- Work to be completed -
Find the lines of data that contain the string "инфекции", then list them.

>> START Data in this exercise

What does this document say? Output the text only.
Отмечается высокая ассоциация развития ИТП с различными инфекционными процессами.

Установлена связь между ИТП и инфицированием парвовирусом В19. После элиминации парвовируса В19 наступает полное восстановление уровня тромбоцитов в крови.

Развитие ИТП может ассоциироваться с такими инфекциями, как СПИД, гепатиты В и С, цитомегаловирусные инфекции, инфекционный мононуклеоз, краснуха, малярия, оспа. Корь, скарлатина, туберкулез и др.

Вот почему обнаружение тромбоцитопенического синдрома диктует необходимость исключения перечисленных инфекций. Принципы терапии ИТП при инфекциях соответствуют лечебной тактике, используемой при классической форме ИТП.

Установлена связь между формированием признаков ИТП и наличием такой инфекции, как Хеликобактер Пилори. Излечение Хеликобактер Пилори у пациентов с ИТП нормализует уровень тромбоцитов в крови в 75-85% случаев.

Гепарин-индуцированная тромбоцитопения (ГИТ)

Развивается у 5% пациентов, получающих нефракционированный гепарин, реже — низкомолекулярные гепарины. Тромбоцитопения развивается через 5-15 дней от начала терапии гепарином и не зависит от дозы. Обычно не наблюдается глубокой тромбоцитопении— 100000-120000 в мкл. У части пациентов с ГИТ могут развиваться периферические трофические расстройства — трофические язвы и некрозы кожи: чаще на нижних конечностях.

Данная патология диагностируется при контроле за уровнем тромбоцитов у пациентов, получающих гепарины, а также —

>> END Data in this exercise

- Full answer -
Развитие ИТП может ассоциироваться с такими инфекциями, как СПИД, гепатиты В и С, цитомегаловирусные инфекции, инфекционный мононуклеоз, краснуха, малярия, оспа. Корь, скарлатина, туберкулез и др.
Установлена связь между формированием признаков ИТП и наличием такой инфекции, как Хеликобактер Пилори. Излечение Хеликобактер Пилори у пациентов с ИТП нормализует уровень тромбоцитов в крови в 75-85% случаев.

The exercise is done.